Stored data

◇ ◇ ◇ ◇ ◇ ◇ ◇

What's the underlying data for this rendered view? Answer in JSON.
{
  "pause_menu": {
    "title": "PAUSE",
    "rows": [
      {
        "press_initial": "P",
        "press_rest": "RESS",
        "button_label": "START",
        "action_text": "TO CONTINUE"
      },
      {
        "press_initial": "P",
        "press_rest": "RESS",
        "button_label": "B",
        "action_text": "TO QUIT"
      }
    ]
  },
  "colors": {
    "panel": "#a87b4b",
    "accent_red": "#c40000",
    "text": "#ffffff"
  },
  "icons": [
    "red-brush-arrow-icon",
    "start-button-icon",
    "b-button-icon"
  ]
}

◇ ◇ ◇ ◇ ◇ ◇ ◇

## What to do
Reproduce the entire listing word for word.

## Response to the exercise
What's the underlying data for this rendered view? Answer in JSON.
{
  "pause_menu": {
    "title": "PAUSE",
    "rows": [
      {
        "press_initial": "P",
        "press_rest": "RESS",
        "button_label": "START",
        "action_text": "TO CONTINUE"
      },
      {
        "press_initial": "P",
        "press_rest": "RESS",
        "button_label": "B",
        "action_text": "TO QUIT"
      }
    ]
  },
  "colors": {
    "panel": "#a87b4b",
    "accent_red": "#c40000",
    "text": "#ffffff"
  },
  "icons": [
    "red-brush-arrow-icon",
    "start-button-icon",
    "b-button-icon"
  ]
}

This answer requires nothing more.